Task directions
Reproduce the rows word for word, everything from the first row down to the line containing "karyotype: normal karyotype (380, 326, 423, 345)", with both ends included.

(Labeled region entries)
******
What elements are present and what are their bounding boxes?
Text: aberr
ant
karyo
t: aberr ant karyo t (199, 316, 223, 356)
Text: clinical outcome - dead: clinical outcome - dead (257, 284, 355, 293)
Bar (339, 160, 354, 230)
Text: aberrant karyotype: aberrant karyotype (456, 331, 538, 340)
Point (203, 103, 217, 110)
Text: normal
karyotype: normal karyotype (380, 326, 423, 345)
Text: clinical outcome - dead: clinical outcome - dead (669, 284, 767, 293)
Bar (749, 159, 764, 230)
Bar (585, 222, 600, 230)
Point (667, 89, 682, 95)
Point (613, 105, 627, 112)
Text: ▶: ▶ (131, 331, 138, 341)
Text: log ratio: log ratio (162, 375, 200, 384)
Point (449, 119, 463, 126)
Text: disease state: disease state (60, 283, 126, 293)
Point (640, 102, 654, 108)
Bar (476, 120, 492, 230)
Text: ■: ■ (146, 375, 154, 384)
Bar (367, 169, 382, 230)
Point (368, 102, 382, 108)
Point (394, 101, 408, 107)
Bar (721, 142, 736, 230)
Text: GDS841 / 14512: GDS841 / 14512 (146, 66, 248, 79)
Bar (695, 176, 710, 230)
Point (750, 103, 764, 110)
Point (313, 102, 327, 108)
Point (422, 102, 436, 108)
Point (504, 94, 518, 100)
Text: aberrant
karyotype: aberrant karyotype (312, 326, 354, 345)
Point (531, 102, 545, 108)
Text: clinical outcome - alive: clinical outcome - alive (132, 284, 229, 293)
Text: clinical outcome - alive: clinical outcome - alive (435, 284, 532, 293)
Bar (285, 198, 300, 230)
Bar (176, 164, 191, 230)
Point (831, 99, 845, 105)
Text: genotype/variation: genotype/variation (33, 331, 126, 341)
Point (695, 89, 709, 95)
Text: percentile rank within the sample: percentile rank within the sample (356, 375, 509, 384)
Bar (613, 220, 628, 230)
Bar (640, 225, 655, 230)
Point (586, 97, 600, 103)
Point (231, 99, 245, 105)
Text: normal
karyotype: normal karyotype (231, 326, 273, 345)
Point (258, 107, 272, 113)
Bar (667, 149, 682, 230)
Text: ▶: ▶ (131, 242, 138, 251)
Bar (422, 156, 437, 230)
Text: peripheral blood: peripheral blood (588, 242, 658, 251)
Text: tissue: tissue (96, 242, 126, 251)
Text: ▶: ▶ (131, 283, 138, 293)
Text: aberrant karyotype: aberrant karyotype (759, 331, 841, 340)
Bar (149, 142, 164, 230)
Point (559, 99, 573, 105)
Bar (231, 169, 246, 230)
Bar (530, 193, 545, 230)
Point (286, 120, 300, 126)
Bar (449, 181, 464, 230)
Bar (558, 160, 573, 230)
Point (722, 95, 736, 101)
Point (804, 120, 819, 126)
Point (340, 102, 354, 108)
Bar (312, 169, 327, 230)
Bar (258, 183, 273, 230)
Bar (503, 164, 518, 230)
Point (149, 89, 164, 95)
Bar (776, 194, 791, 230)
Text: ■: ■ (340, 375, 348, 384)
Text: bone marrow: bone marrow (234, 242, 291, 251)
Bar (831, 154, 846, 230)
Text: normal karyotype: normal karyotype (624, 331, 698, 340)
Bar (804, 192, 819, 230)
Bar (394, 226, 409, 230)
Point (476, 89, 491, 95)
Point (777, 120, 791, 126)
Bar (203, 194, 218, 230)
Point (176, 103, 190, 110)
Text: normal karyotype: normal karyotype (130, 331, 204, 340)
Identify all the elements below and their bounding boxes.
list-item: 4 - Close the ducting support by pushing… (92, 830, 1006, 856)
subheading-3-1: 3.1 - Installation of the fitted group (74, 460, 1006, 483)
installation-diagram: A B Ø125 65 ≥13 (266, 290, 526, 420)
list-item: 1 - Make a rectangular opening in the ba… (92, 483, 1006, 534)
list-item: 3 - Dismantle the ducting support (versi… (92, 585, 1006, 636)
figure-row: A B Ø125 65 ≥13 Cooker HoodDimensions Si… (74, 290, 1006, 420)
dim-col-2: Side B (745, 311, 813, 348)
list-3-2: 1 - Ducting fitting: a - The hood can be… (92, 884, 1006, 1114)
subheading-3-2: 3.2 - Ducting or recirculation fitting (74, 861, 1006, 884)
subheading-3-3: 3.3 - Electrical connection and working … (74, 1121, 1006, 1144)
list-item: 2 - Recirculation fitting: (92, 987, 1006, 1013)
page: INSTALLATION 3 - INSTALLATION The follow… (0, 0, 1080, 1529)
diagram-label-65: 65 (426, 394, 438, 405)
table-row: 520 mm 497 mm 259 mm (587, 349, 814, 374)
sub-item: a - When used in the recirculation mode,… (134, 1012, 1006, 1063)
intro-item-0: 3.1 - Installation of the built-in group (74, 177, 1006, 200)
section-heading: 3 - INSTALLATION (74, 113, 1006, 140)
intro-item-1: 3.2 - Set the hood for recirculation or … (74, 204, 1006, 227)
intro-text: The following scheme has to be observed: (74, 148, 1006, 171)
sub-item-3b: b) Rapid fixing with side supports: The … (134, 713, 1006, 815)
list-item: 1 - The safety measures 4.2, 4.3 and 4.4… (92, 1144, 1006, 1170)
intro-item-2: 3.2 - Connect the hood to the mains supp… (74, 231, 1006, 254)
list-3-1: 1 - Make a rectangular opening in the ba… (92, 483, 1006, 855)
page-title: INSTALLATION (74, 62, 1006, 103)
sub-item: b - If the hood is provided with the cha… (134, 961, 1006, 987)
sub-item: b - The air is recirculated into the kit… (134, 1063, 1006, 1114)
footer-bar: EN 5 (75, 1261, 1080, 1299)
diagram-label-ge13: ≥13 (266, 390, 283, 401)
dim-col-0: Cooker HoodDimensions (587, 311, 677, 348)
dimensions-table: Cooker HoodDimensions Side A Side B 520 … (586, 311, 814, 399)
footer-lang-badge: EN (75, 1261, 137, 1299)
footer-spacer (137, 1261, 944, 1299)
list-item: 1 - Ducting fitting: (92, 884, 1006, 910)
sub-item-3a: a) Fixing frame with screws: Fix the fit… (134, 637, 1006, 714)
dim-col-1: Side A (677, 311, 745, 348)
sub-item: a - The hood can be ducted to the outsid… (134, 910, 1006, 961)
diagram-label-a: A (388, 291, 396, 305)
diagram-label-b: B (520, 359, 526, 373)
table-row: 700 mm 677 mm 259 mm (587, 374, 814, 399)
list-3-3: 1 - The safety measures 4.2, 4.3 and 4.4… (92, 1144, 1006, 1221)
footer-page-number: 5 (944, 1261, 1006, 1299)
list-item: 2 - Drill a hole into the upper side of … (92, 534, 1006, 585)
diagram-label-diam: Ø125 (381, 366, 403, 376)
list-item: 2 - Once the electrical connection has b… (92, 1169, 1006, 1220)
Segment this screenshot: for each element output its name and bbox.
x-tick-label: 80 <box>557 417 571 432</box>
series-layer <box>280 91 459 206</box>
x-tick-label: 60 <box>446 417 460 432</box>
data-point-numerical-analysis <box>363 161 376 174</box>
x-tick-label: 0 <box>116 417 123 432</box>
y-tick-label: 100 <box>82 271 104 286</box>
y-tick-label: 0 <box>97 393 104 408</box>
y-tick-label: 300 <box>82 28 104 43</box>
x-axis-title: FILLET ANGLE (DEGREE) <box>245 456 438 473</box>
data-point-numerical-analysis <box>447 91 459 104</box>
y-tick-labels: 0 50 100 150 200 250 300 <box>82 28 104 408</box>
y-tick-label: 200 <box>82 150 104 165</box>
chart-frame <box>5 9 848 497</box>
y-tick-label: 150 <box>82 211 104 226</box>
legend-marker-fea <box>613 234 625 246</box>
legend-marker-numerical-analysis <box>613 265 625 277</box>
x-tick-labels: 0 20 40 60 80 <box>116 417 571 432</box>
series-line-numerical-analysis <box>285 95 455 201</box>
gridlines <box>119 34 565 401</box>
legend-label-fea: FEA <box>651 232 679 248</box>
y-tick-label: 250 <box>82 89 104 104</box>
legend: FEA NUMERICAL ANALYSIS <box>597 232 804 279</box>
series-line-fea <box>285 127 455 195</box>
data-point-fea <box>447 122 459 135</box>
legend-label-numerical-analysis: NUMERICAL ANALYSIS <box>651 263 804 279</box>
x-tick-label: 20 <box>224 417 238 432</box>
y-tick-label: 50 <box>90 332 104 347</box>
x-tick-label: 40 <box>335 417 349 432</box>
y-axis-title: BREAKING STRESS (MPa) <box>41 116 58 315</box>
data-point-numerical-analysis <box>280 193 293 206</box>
******
Output below
What elements are present and what are their bounding boxes?
Text: aberr
ant
karyo
t: aberr ant karyo t (199, 316, 223, 356)
Text: clinical outcome - dead: clinical outcome - dead (257, 284, 355, 293)
Bar (339, 160, 354, 230)
Text: aberrant karyotype: aberrant karyotype (456, 331, 538, 340)
Point (203, 103, 217, 110)
Text: normal
karyotype: normal karyotype (380, 326, 423, 345)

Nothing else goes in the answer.